(Collected data entries)
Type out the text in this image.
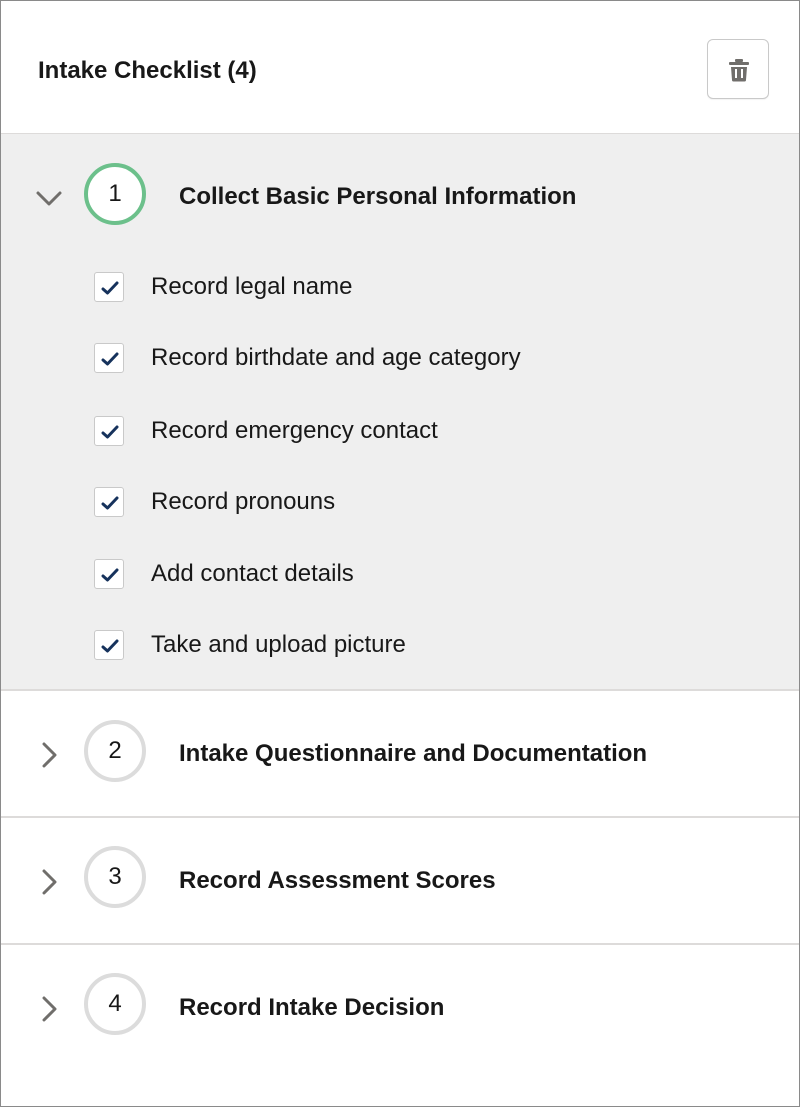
Intake Checklist (4)
1	Collect Basic Personal Information
Record legal name
Record birthdate and age category
Record emergency contact
Record pronouns
Add contact details
Take and upload picture
2	Intake Questionnaire and Documentation
3	Record Assessment Scores
4	Record Intake Decision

### Required task:
Using the records above, retype everything exactly except the pictures.

### Final result:
Type out the text in this image.
Intake Checklist (4)
1	Collect Basic Personal Information
Record legal name
Record birthdate and age category
Record emergency contact
Record pronouns
Add contact details
Take and upload picture
2	Intake Questionnaire and Documentation
3	Record Assessment Scores
4	Record Intake Decision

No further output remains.